-- Written task --
Copy out each line of the material in which the word "this" appears.

--- BEGIN Entries supplied ---

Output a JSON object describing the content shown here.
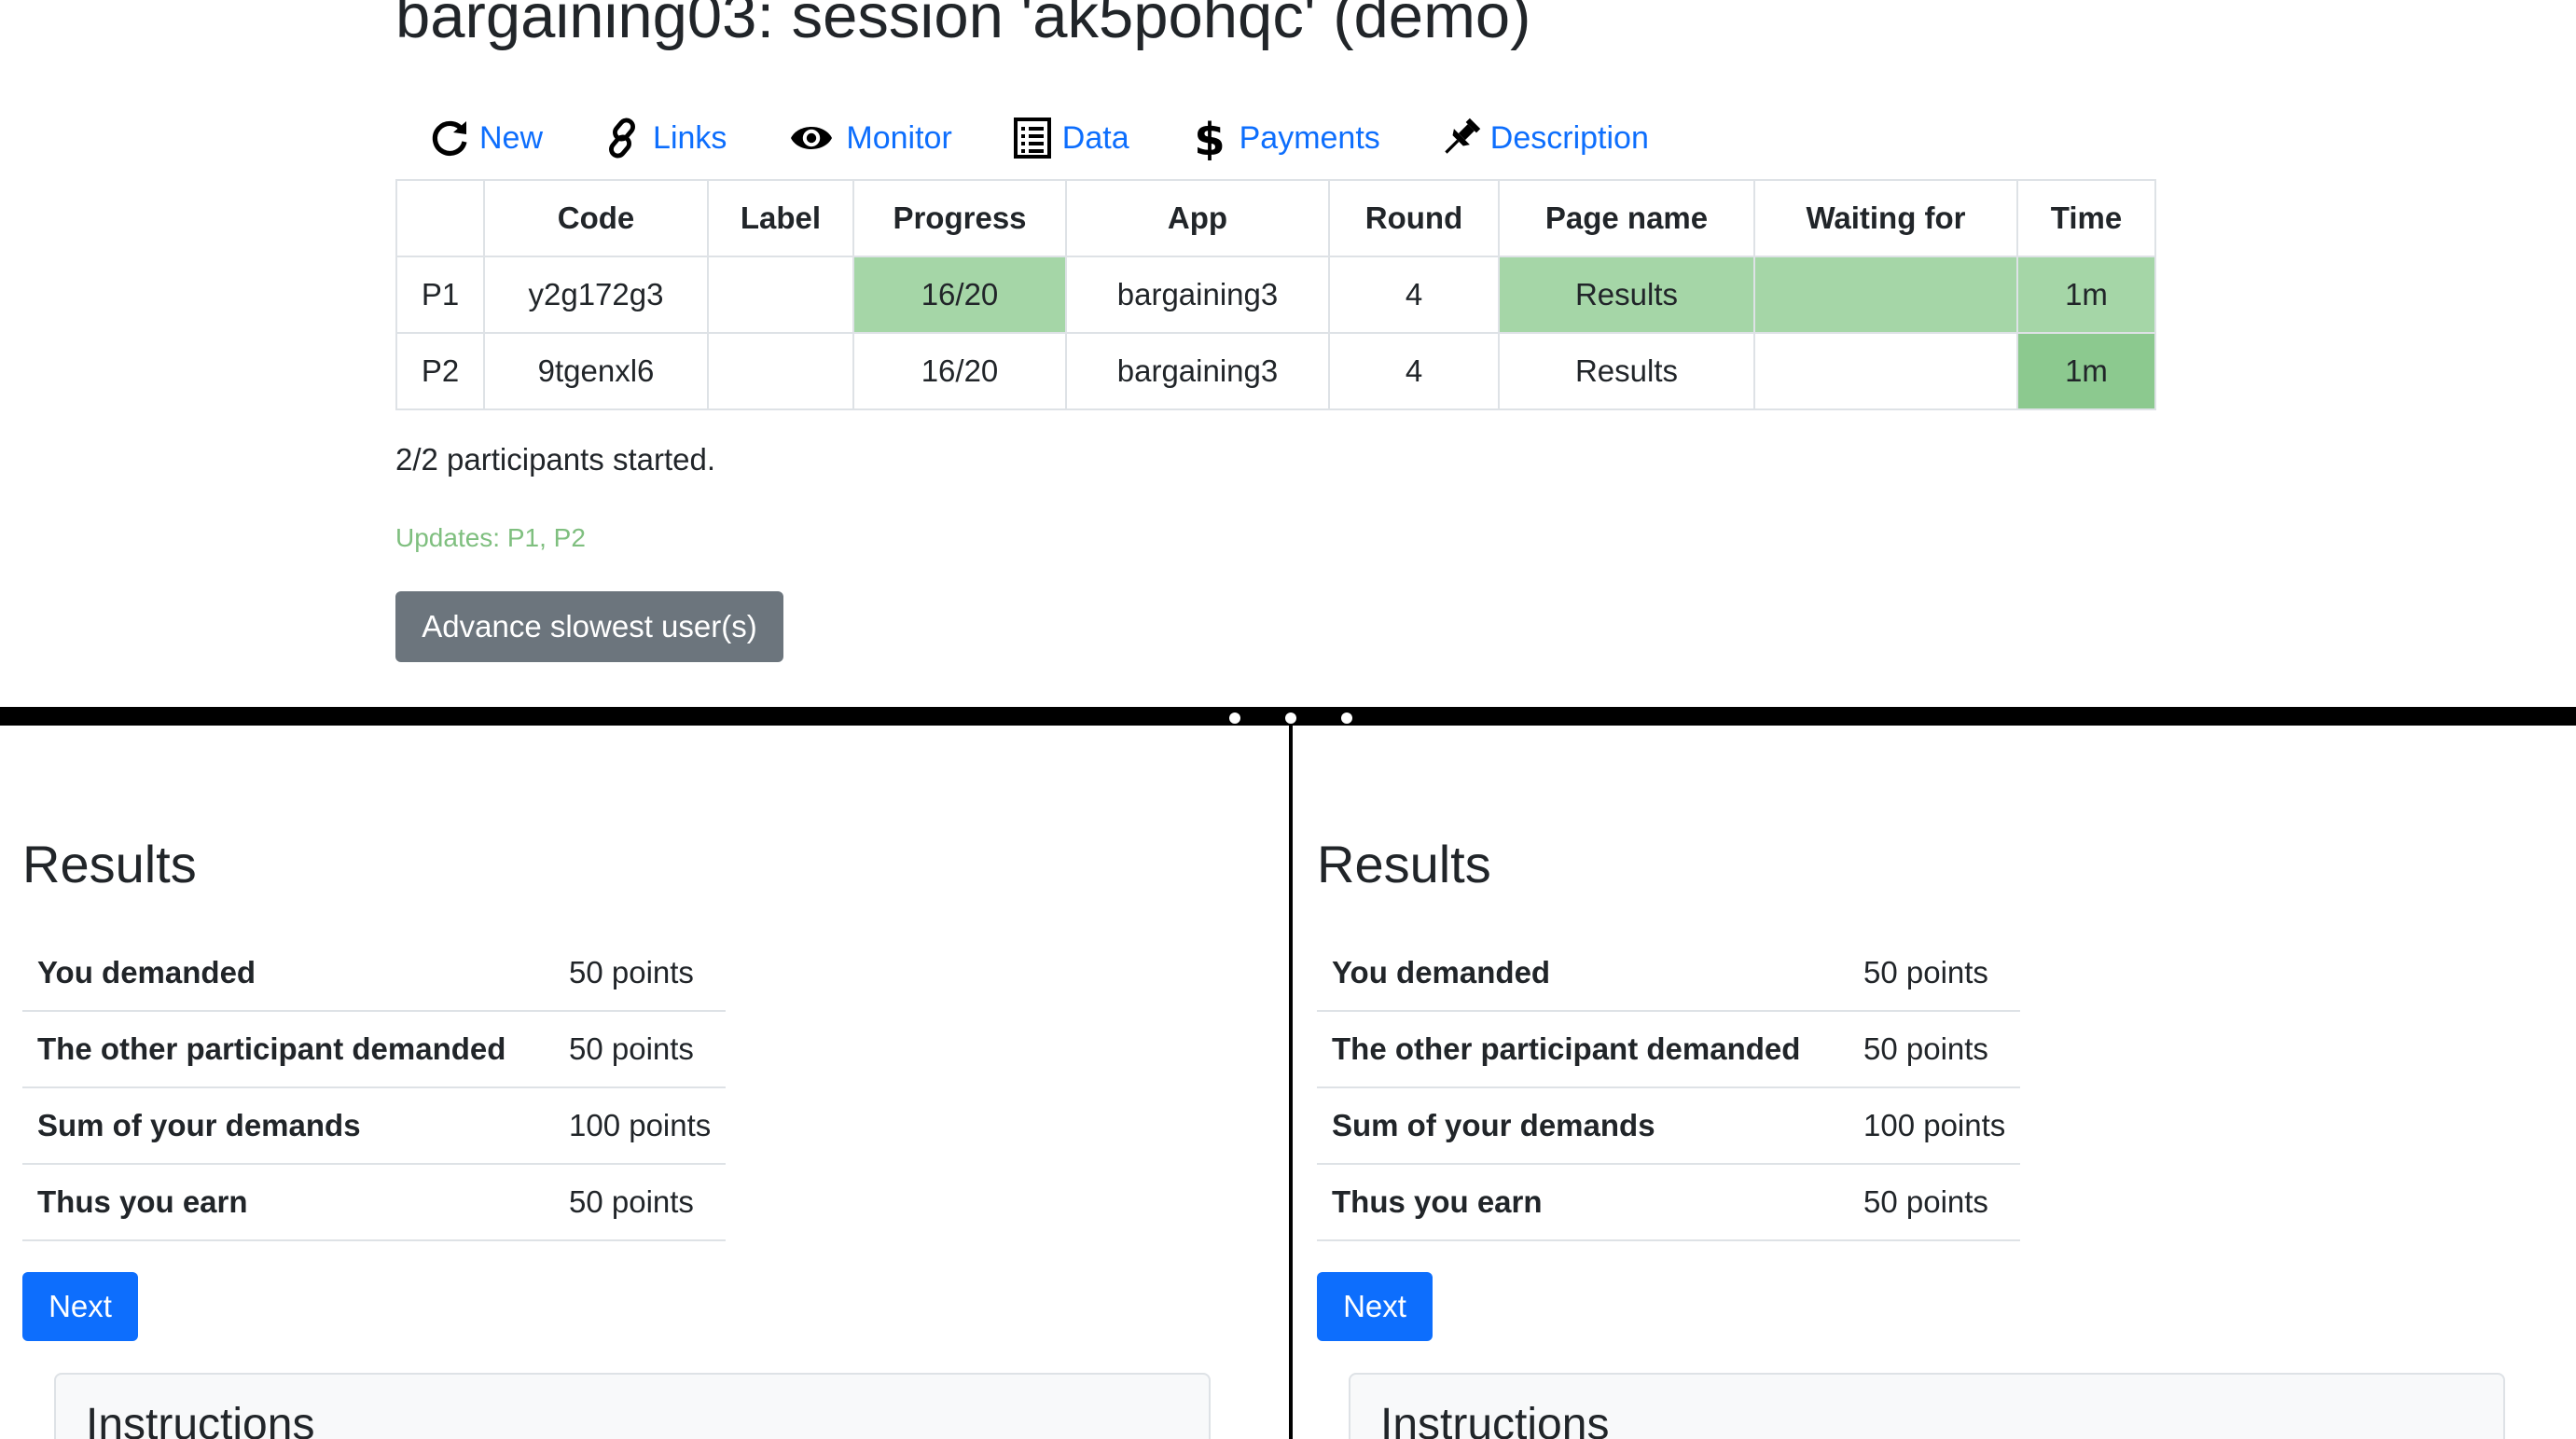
{
  "admin": {
    "title": "bargaining03: session 'ak5pohqc' (demo)",
    "nav": [
      {
        "label": "New",
        "icon": "refresh-icon"
      },
      {
        "label": "Links",
        "icon": "link-icon"
      },
      {
        "label": "Monitor",
        "icon": "eye-icon"
      },
      {
        "label": "Data",
        "icon": "list-icon"
      },
      {
        "label": "Payments",
        "icon": "dollar-icon"
      },
      {
        "label": "Description",
        "icon": "pin-icon"
      }
    ],
    "table": {
      "headers": [
        "",
        "Code",
        "Label",
        "Progress",
        "App",
        "Round",
        "Page name",
        "Waiting for",
        "Time"
      ],
      "rows": [
        {
          "id": "P1",
          "code": "y2g172g3",
          "label": "",
          "progress": "16/20",
          "app": "bargaining3",
          "round": "4",
          "page": "Results",
          "waiting": "",
          "time": "1m"
        },
        {
          "id": "P2",
          "code": "9tgenxl6",
          "label": "",
          "progress": "16/20",
          "app": "bargaining3",
          "round": "4",
          "page": "Results",
          "waiting": "",
          "time": "1m"
        }
      ]
    },
    "started_text": "2/2 participants started.",
    "updates_text": "Updates: P1, P2",
    "advance_label": "Advance slowest user(s)",
    "colors": {
      "link": "#0d6efd",
      "highlight": "#a5d6a7",
      "highlight_dark": "#8cc98f",
      "updates": "#7fbf7f"
    }
  },
  "panes": [
    {
      "heading": "Results",
      "rows": [
        {
          "label": "You demanded",
          "value": "50 points"
        },
        {
          "label": "The other participant demanded",
          "value": "50 points"
        },
        {
          "label": "Sum of your demands",
          "value": "100 points"
        },
        {
          "label": "Thus you earn",
          "value": "50 points"
        }
      ],
      "next_label": "Next",
      "instructions_title": "Instructions"
    },
    {
      "heading": "Results",
      "rows": [
        {
          "label": "You demanded",
          "value": "50 points"
        },
        {
          "label": "The other participant demanded",
          "value": "50 points"
        },
        {
          "label": "Sum of your demands",
          "value": "100 points"
        },
        {
          "label": "Thus you earn",
          "value": "50 points"
        }
      ],
      "next_label": "Next",
      "instructions_title": "Instructions"
    }
  ]
}
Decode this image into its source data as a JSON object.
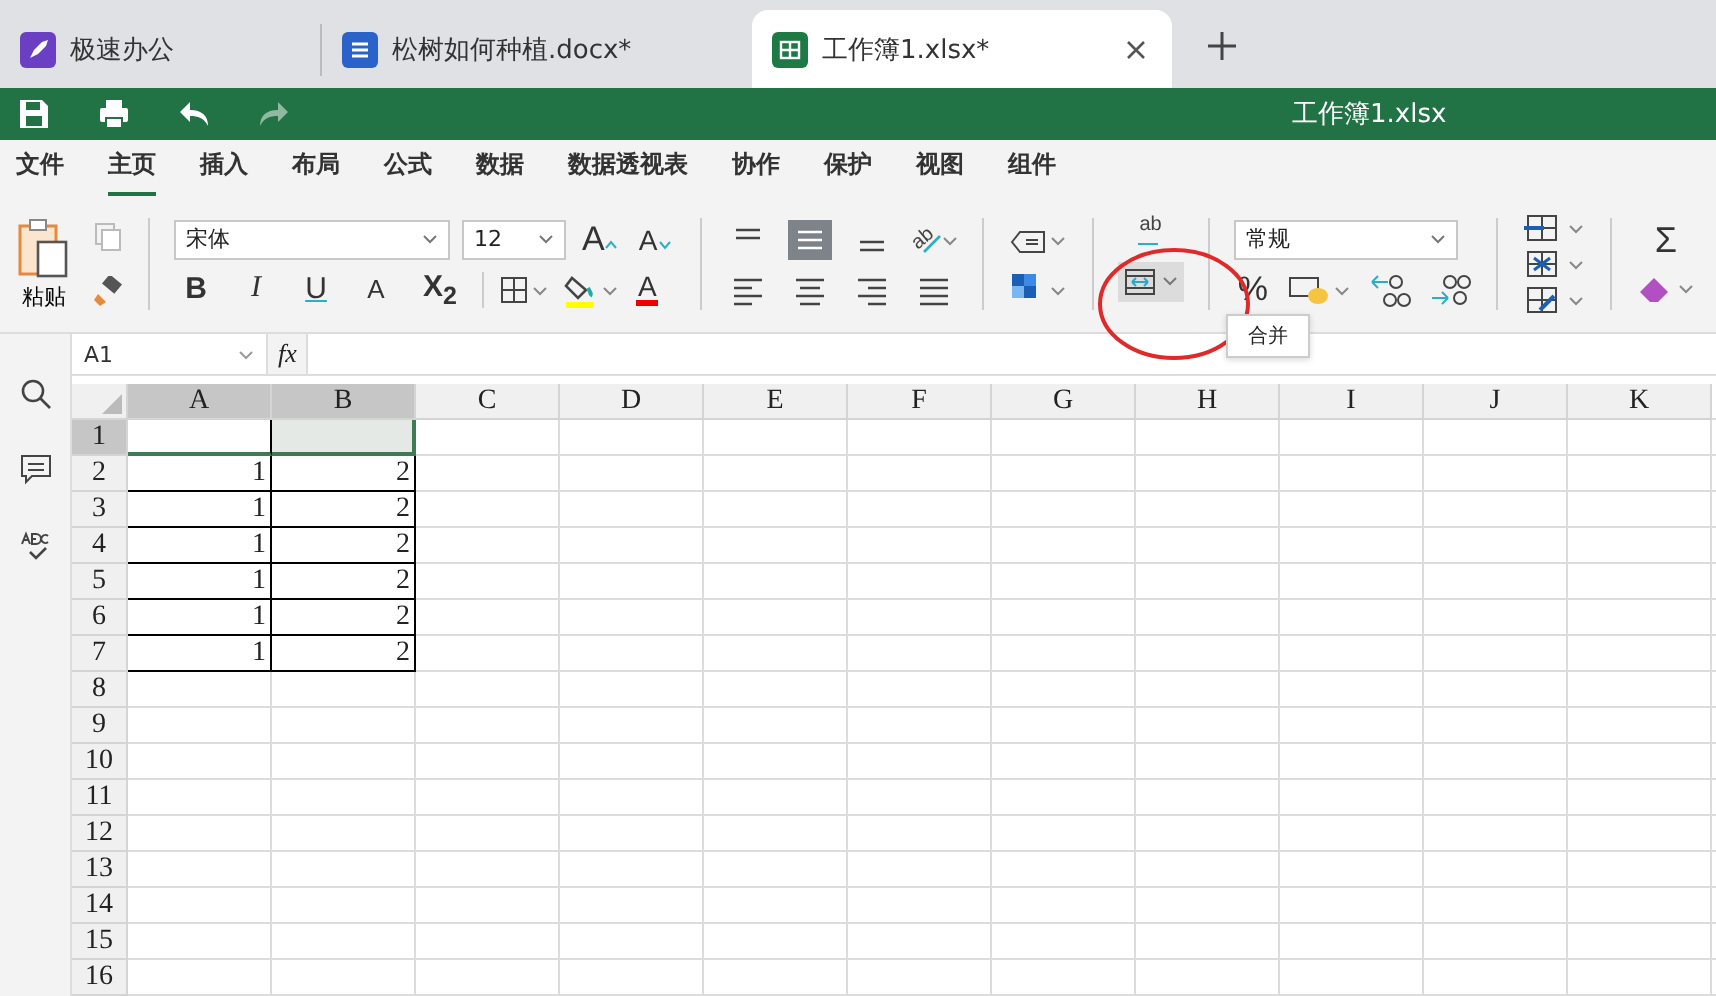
{
  "tabs": [
    {
      "kind": "app",
      "label": "极速办公",
      "selected": false
    },
    {
      "kind": "doc",
      "label": "松树如何种植.docx*",
      "selected": false
    },
    {
      "kind": "sheet",
      "label": "工作簿1.xlsx*",
      "selected": true
    }
  ],
  "window": {
    "title": "工作簿1.xlsx"
  },
  "menu": [
    {
      "label": "文件",
      "selected": false
    },
    {
      "label": "主页",
      "selected": true
    },
    {
      "label": "插入",
      "selected": false
    },
    {
      "label": "布局",
      "selected": false
    },
    {
      "label": "公式",
      "selected": false
    },
    {
      "label": "数据",
      "selected": false
    },
    {
      "label": "数据透视表",
      "selected": false
    },
    {
      "label": "协作",
      "selected": false
    },
    {
      "label": "保护",
      "selected": false
    },
    {
      "label": "视图",
      "selected": false
    },
    {
      "label": "组件",
      "selected": false
    }
  ],
  "ribbon": {
    "paste_label": "粘贴",
    "font": "宋体",
    "font_size": "12",
    "grow_label": "A",
    "shrink_label": "A",
    "format_buttons": [
      {
        "label": "B",
        "kind": "bold"
      },
      {
        "label": "I",
        "kind": "italic"
      },
      {
        "label": "U",
        "kind": "underline"
      },
      {
        "label": "A",
        "kind": "strike"
      },
      {
        "label": "X$_{2}$",
        "kind": "subscript"
      }
    ],
    "font_color_label": "A",
    "align_top": [
      {
        "selected": false
      },
      {
        "selected": true
      },
      {
        "selected": false
      }
    ],
    "orientation_label": "ab",
    "wrap_label": "ab",
    "merge_selected": true,
    "number_format": "常规",
    "percent_label": "%",
    "sum_label": "Σ",
    "tooltip": "合并"
  },
  "name_box": "A1",
  "fx_label": "fx",
  "columns": [
    {
      "label": "A",
      "selected": true
    },
    {
      "label": "B",
      "selected": true
    },
    {
      "label": "C",
      "selected": false
    },
    {
      "label": "D",
      "selected": false
    },
    {
      "label": "E",
      "selected": false
    },
    {
      "label": "F",
      "selected": false
    },
    {
      "label": "G",
      "selected": false
    },
    {
      "label": "H",
      "selected": false
    },
    {
      "label": "I",
      "selected": false
    },
    {
      "label": "J",
      "selected": false
    },
    {
      "label": "K",
      "selected": false
    }
  ],
  "rows": [
    {
      "label": "1",
      "selected": true
    },
    {
      "label": "2",
      "selected": false,
      "cells": [
        "1",
        "2"
      ]
    },
    {
      "label": "3",
      "selected": false,
      "cells": [
        "1",
        "2"
      ]
    },
    {
      "label": "4",
      "selected": false,
      "cells": [
        "1",
        "2"
      ]
    },
    {
      "label": "5",
      "selected": false,
      "cells": [
        "1",
        "2"
      ]
    },
    {
      "label": "6",
      "selected": false,
      "cells": [
        "1",
        "2"
      ]
    },
    {
      "label": "7",
      "selected": false,
      "cells": [
        "1",
        "2"
      ]
    },
    {
      "label": "8",
      "selected": false
    },
    {
      "label": "9",
      "selected": false
    },
    {
      "label": "10",
      "selected": false
    },
    {
      "label": "11",
      "selected": false
    },
    {
      "label": "12",
      "selected": false
    },
    {
      "label": "13",
      "selected": false
    },
    {
      "label": "14",
      "selected": false
    },
    {
      "label": "15",
      "selected": false
    },
    {
      "label": "16",
      "selected": false
    }
  ]
}
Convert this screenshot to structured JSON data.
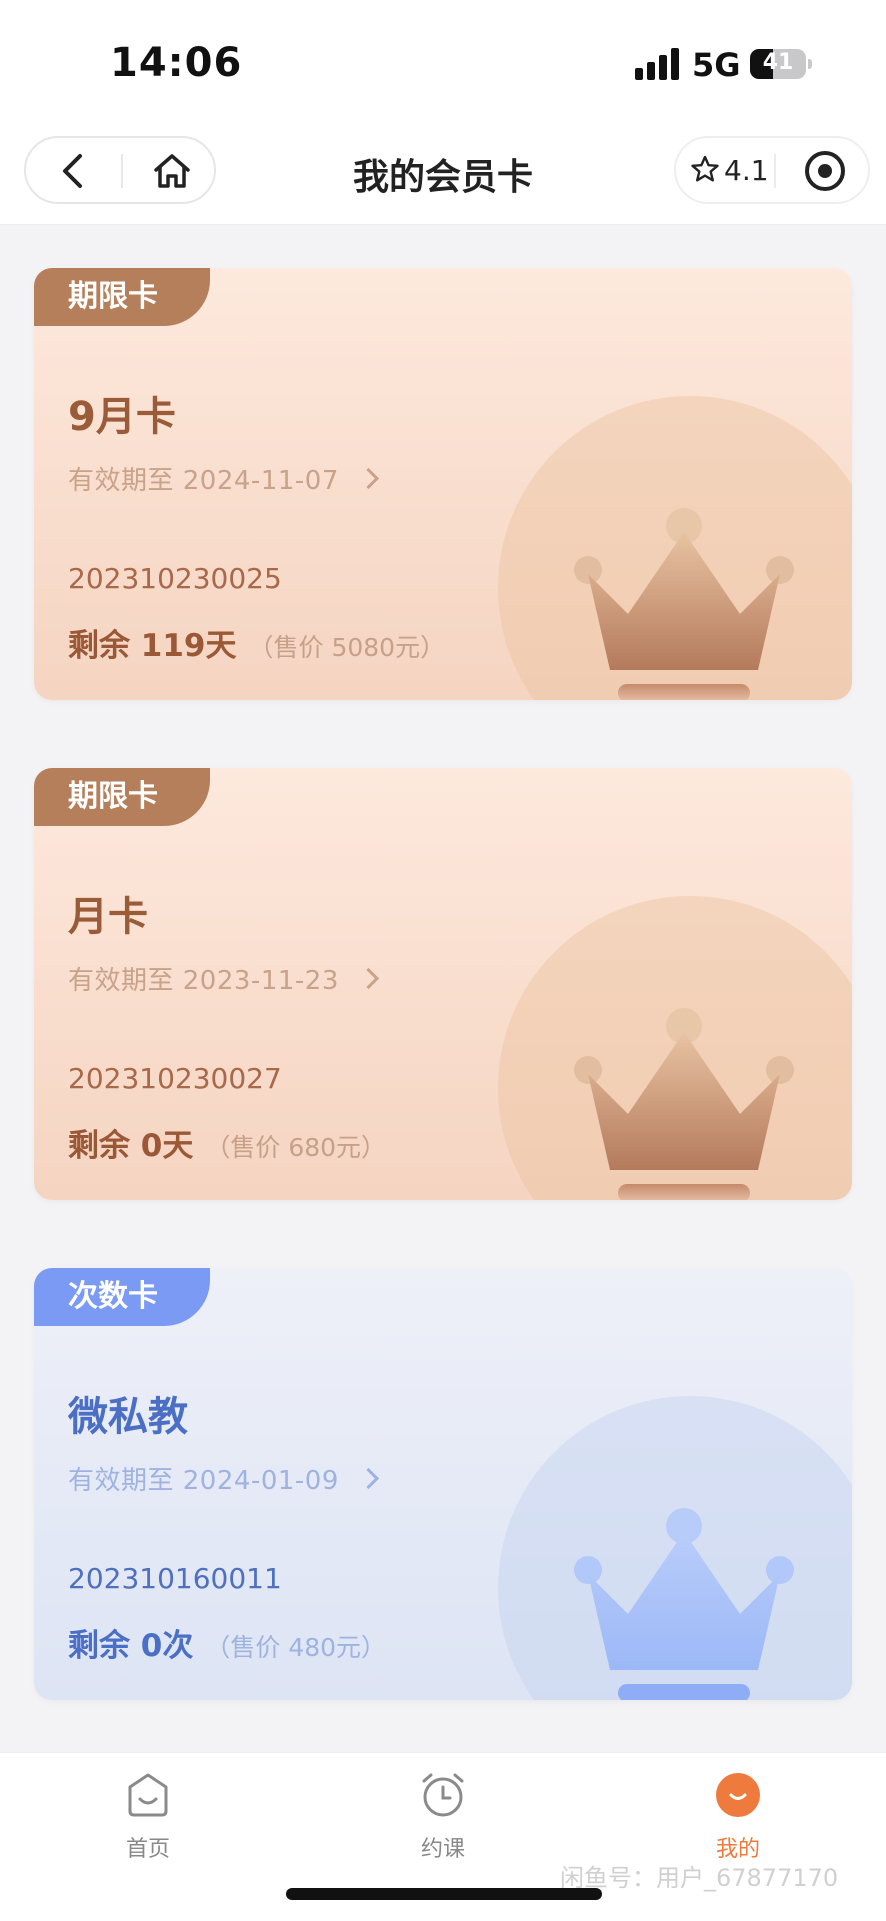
{
  "status_bar": {
    "time": "14:06",
    "network": "5G",
    "battery": "41",
    "battery_fraction": 0.41
  },
  "nav": {
    "title": "我的会员卡",
    "rating": "4.1"
  },
  "cards": [
    {
      "tag": "期限卡",
      "name": "9月卡",
      "validity": "有效期至 2024-11-07",
      "number": "202310230025",
      "remain": "剩余 119天",
      "price": "（售价 5080元）",
      "theme": "warm"
    },
    {
      "tag": "期限卡",
      "name": "月卡",
      "validity": "有效期至 2023-11-23",
      "number": "202310230027",
      "remain": "剩余 0天",
      "price": "（售价 680元）",
      "theme": "warm"
    },
    {
      "tag": "次数卡",
      "name": "微私教",
      "validity": "有效期至 2024-01-09",
      "number": "202310160011",
      "remain": "剩余 0次",
      "price": "（售价 480元）",
      "theme": "cool"
    }
  ],
  "tabs": [
    {
      "label": "首页",
      "icon": "home-face-icon"
    },
    {
      "label": "约课",
      "icon": "alarm-clock-icon"
    },
    {
      "label": "我的",
      "icon": "profile-face-icon"
    }
  ],
  "active_tab": "我的",
  "watermark": "闲鱼号：用户_67877170",
  "colors": {
    "accent": "#ee7a3d",
    "warm_tag": "#b57f5b",
    "cool_tag": "#7a9af3"
  }
}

--- END Entries supplied ---

-- Reply to the exercise --
Decode this image into its source data as a JSON object.
Convert this screenshot to structured JSON data.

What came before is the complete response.